--- Records for processing ---

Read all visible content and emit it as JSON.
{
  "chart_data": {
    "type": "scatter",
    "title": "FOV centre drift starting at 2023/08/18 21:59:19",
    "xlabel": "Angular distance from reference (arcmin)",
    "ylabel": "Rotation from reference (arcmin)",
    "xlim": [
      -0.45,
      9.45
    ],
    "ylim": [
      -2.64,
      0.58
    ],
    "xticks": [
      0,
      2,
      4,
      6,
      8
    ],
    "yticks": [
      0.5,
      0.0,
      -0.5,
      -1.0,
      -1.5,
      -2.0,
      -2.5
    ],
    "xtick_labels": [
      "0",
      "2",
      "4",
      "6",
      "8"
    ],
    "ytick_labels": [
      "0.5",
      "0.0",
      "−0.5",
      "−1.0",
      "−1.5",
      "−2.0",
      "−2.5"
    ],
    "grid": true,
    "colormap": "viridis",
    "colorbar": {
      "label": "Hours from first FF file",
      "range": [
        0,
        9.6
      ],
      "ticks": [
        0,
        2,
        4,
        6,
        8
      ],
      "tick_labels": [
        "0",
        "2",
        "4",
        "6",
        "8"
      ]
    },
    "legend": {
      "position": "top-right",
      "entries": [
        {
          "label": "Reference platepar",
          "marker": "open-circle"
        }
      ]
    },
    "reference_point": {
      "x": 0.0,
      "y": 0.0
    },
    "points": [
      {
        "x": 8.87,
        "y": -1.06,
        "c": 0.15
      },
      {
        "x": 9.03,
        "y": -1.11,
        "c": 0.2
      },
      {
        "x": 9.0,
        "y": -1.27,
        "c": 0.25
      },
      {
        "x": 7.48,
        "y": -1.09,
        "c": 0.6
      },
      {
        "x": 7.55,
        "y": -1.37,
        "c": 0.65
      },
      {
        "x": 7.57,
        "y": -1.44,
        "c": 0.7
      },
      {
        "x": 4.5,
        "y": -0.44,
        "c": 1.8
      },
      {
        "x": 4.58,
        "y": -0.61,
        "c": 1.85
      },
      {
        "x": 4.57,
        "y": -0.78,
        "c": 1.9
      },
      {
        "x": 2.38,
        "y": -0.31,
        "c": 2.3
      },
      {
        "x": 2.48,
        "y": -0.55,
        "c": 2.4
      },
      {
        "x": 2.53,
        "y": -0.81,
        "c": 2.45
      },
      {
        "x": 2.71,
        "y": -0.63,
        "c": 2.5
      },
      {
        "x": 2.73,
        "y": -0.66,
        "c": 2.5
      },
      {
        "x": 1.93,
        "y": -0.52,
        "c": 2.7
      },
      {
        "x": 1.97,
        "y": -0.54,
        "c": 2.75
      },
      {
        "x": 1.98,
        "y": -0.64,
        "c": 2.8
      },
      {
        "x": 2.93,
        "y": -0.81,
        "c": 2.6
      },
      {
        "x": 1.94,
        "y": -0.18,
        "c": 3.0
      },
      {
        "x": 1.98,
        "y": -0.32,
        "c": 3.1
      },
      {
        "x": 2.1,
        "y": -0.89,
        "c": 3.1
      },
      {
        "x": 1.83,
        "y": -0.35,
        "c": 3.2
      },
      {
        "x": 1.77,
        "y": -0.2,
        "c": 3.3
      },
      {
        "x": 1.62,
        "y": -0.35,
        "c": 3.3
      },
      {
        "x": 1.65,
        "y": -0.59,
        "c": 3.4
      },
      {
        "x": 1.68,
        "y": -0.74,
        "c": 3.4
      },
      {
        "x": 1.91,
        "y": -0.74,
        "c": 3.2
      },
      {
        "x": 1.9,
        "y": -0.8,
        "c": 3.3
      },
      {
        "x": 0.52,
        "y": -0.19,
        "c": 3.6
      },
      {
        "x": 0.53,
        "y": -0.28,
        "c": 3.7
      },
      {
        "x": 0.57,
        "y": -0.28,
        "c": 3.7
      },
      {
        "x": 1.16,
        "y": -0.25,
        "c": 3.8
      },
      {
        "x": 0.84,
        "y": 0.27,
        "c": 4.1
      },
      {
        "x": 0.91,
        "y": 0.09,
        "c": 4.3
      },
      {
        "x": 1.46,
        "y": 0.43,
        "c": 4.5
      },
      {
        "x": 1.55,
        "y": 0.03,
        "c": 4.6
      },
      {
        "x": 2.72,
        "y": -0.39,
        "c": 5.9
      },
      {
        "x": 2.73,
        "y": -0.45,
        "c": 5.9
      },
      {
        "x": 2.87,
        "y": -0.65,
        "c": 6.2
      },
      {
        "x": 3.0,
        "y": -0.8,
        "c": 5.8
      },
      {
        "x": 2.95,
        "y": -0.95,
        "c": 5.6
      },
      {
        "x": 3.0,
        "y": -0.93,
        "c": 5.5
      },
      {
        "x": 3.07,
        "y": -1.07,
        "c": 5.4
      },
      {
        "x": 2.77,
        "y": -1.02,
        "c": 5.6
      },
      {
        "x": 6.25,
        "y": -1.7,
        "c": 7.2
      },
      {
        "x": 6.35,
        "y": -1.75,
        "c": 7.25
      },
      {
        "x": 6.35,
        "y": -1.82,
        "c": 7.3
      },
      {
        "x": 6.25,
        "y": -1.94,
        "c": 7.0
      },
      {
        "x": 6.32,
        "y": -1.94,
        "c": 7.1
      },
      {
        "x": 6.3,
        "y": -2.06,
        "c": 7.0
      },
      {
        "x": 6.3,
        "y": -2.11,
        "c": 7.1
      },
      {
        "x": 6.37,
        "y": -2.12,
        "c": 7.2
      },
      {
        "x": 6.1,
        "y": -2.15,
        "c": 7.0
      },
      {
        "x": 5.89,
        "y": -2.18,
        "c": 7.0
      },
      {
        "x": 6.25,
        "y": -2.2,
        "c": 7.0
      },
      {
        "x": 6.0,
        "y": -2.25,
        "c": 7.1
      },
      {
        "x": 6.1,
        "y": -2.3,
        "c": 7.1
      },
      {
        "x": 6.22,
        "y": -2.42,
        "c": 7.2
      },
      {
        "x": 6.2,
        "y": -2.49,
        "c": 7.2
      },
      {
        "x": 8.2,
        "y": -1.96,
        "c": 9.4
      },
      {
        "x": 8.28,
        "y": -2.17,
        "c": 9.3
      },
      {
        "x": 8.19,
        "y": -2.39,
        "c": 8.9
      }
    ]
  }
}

---

Do this:
Extract the entries above verbatim.

Final result:
Read all visible content and emit it as JSON.
{
  "chart_data": {
    "type": "scatter",
    "title": "FOV centre drift starting at 2023/08/18 21:59:19",
    "xlabel": "Angular distance from reference (arcmin)",
    "ylabel": "Rotation from reference (arcmin)",
    "xlim": [
      -0.45,
      9.45
    ],
    "ylim": [
      -2.64,
      0.58
    ],
    "xticks": [
      0,
      2,
      4,
      6,
      8
    ],
    "yticks": [
      0.5,
      0.0,
      -0.5,
      -1.0,
      -1.5,
      -2.0,
      -2.5
    ],
    "xtick_labels": [
      "0",
      "2",
      "4",
      "6",
      "8"
    ],
    "ytick_labels": [
      "0.5",
      "0.0",
      "−0.5",
      "−1.0",
      "−1.5",
      "−2.0",
      "−2.5"
    ],
    "grid": true,
    "colormap": "viridis",
    "colorbar": {
      "label": "Hours from first FF file",
      "range": [
        0,
        9.6
      ],
      "ticks": [
        0,
        2,
        4,
        6,
        8
      ],
      "tick_labels": [
        "0",
        "2",
        "4",
        "6",
        "8"
      ]
    },
    "legend": {
      "position": "top-right",
      "entries": [
        {
          "label": "Reference platepar",
          "marker": "open-circle"
        }
      ]
    },
    "reference_point": {
      "x": 0.0,
      "y": 0.0
    },
    "points": [
      {
        "x": 8.87,
        "y": -1.06,
        "c": 0.15
      },
      {
        "x": 9.03,
        "y": -1.11,
        "c": 0.2
      },
      {
        "x": 9.0,
        "y": -1.27,
        "c": 0.25
      },
      {
        "x": 7.48,
        "y": -1.09,
        "c": 0.6
      },
      {
        "x": 7.55,
        "y": -1.37,
        "c": 0.65
      },
      {
        "x": 7.57,
        "y": -1.44,
        "c": 0.7
      },
      {
        "x": 4.5,
        "y": -0.44,
        "c": 1.8
      },
      {
        "x": 4.58,
        "y": -0.61,
        "c": 1.85
      },
      {
        "x": 4.57,
        "y": -0.78,
        "c": 1.9
      },
      {
        "x": 2.38,
        "y": -0.31,
        "c": 2.3
      },
      {
        "x": 2.48,
        "y": -0.55,
        "c": 2.4
      },
      {
        "x": 2.53,
        "y": -0.81,
        "c": 2.45
      },
      {
        "x": 2.71,
        "y": -0.63,
        "c": 2.5
      },
      {
        "x": 2.73,
        "y": -0.66,
        "c": 2.5
      },
      {
        "x": 1.93,
        "y": -0.52,
        "c": 2.7
      },
      {
        "x": 1.97,
        "y": -0.54,
        "c": 2.75
      },
      {
        "x": 1.98,
        "y": -0.64,
        "c": 2.8
      },
      {
        "x": 2.93,
        "y": -0.81,
        "c": 2.6
      },
      {
        "x": 1.94,
        "y": -0.18,
        "c": 3.0
      },
      {
        "x": 1.98,
        "y": -0.32,
        "c": 3.1
      },
      {
        "x": 2.1,
        "y": -0.89,
        "c": 3.1
      },
      {
        "x": 1.83,
        "y": -0.35,
        "c": 3.2
      },
      {
        "x": 1.77,
        "y": -0.2,
        "c": 3.3
      },
      {
        "x": 1.62,
        "y": -0.35,
        "c": 3.3
      },
      {
        "x": 1.65,
        "y": -0.59,
        "c": 3.4
      },
      {
        "x": 1.68,
        "y": -0.74,
        "c": 3.4
      },
      {
        "x": 1.91,
        "y": -0.74,
        "c": 3.2
      },
      {
        "x": 1.9,
        "y": -0.8,
        "c": 3.3
      },
      {
        "x": 0.52,
        "y": -0.19,
        "c": 3.6
      },
      {
        "x": 0.53,
        "y": -0.28,
        "c": 3.7
      },
      {
        "x": 0.57,
        "y": -0.28,
        "c": 3.7
      },
      {
        "x": 1.16,
        "y": -0.25,
        "c": 3.8
      },
      {
        "x": 0.84,
        "y": 0.27,
        "c": 4.1
      },
      {
        "x": 0.91,
        "y": 0.09,
        "c": 4.3
      },
      {
        "x": 1.46,
        "y": 0.43,
        "c": 4.5
      },
      {
        "x": 1.55,
        "y": 0.03,
        "c": 4.6
      },
      {
        "x": 2.72,
        "y": -0.39,
        "c": 5.9
      },
      {
        "x": 2.73,
        "y": -0.45,
        "c": 5.9
      },
      {
        "x": 2.87,
        "y": -0.65,
        "c": 6.2
      },
      {
        "x": 3.0,
        "y": -0.8,
        "c": 5.8
      },
      {
        "x": 2.95,
        "y": -0.95,
        "c": 5.6
      },
      {
        "x": 3.0,
        "y": -0.93,
        "c": 5.5
      },
      {
        "x": 3.07,
        "y": -1.07,
        "c": 5.4
      },
      {
        "x": 2.77,
        "y": -1.02,
        "c": 5.6
      },
      {
        "x": 6.25,
        "y": -1.7,
        "c": 7.2
      },
      {
        "x": 6.35,
        "y": -1.75,
        "c": 7.25
      },
      {
        "x": 6.35,
        "y": -1.82,
        "c": 7.3
      },
      {
        "x": 6.25,
        "y": -1.94,
        "c": 7.0
      },
      {
        "x": 6.32,
        "y": -1.94,
        "c": 7.1
      },
      {
        "x": 6.3,
        "y": -2.06,
        "c": 7.0
      },
      {
        "x": 6.3,
        "y": -2.11,
        "c": 7.1
      },
      {
        "x": 6.37,
        "y": -2.12,
        "c": 7.2
      },
      {
        "x": 6.1,
        "y": -2.15,
        "c": 7.0
      },
      {
        "x": 5.89,
        "y": -2.18,
        "c": 7.0
      },
      {
        "x": 6.25,
        "y": -2.2,
        "c": 7.0
      },
      {
        "x": 6.0,
        "y": -2.25,
        "c": 7.1
      },
      {
        "x": 6.1,
        "y": -2.3,
        "c": 7.1
      },
      {
        "x": 6.22,
        "y": -2.42,
        "c": 7.2
      },
      {
        "x": 6.2,
        "y": -2.49,
        "c": 7.2
      },
      {
        "x": 8.2,
        "y": -1.96,
        "c": 9.4
      },
      {
        "x": 8.28,
        "y": -2.17,
        "c": 9.3
      },
      {
        "x": 8.19,
        "y": -2.39,
        "c": 8.9
      }
    ]
  }
}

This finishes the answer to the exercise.